**Input records:**
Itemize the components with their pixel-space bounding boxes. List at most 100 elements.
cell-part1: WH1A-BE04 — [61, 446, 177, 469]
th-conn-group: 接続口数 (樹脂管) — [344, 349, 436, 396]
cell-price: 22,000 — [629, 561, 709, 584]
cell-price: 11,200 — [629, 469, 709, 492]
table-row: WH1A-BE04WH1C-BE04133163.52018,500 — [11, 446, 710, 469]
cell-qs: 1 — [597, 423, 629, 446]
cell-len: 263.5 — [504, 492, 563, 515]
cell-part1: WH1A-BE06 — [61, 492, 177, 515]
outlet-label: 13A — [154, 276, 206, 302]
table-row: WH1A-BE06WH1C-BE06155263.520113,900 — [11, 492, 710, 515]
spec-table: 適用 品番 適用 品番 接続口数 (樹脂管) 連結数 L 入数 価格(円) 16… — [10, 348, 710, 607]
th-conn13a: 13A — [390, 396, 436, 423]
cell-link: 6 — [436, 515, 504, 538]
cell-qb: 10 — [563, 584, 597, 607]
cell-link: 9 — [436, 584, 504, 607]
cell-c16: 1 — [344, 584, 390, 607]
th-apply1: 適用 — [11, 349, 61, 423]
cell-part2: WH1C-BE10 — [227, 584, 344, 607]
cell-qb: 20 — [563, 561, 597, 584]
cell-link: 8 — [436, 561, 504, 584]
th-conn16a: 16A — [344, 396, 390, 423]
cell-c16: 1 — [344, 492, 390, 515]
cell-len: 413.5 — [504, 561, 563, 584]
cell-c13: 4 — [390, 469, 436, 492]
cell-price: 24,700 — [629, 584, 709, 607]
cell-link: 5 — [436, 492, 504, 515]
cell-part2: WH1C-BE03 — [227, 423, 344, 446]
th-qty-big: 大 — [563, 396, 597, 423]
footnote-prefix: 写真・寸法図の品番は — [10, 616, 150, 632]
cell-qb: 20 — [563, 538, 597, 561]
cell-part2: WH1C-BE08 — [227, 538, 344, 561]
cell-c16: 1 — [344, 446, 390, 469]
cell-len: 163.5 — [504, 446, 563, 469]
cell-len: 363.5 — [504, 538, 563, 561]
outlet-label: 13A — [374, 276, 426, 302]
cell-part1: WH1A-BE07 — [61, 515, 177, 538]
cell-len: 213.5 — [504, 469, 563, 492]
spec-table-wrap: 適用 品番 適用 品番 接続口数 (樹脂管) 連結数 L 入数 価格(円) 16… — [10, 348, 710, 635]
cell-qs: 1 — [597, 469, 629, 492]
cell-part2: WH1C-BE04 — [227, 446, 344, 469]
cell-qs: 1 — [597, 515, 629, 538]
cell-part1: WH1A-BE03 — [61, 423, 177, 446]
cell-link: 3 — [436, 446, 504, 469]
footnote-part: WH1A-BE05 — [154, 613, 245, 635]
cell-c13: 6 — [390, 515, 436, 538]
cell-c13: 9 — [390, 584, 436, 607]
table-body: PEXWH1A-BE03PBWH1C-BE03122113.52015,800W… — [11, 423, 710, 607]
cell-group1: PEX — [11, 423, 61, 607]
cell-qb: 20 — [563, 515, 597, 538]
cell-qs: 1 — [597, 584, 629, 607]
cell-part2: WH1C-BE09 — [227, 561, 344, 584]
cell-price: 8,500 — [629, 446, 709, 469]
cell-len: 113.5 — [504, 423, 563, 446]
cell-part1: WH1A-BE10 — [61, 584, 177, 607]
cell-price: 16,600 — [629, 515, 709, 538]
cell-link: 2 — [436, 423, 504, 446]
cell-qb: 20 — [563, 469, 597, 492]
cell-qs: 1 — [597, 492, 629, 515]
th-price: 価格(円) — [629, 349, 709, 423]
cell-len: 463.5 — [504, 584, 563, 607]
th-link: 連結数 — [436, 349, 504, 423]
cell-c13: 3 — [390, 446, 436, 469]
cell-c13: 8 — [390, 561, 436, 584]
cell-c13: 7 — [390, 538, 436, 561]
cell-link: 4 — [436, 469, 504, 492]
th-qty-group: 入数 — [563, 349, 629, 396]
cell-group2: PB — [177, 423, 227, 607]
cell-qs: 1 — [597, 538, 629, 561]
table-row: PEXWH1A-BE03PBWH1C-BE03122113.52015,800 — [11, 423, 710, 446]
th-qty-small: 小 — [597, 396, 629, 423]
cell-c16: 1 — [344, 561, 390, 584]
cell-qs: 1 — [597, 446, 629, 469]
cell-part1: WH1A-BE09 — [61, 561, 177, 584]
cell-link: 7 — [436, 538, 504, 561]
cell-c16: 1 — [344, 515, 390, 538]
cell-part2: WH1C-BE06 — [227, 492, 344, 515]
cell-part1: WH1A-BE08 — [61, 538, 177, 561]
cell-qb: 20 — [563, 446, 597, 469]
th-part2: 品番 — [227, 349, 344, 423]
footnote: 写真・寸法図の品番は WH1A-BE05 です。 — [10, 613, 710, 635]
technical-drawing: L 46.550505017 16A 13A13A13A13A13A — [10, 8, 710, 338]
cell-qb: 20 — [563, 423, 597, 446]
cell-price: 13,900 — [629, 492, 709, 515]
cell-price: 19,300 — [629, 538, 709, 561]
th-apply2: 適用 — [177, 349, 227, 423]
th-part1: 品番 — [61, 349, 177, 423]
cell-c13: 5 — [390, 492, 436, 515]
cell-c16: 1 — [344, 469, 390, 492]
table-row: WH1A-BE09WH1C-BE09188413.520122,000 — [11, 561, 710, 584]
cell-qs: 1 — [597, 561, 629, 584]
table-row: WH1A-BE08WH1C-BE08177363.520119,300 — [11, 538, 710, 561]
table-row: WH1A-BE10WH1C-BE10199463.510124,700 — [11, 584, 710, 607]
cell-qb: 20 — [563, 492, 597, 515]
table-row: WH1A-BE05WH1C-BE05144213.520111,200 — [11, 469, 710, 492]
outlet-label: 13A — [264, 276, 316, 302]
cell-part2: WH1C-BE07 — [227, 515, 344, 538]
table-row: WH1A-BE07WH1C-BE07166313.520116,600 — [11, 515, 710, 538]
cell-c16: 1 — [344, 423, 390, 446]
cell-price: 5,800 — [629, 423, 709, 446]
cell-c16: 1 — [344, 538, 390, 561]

**Request:** Pull out each line of the material above in which the string "outlet" appears.

**Exercise result:**
outlet-label: 13A — [154, 276, 206, 302]
outlet-label: 13A — [374, 276, 426, 302]
outlet-label: 13A — [264, 276, 316, 302]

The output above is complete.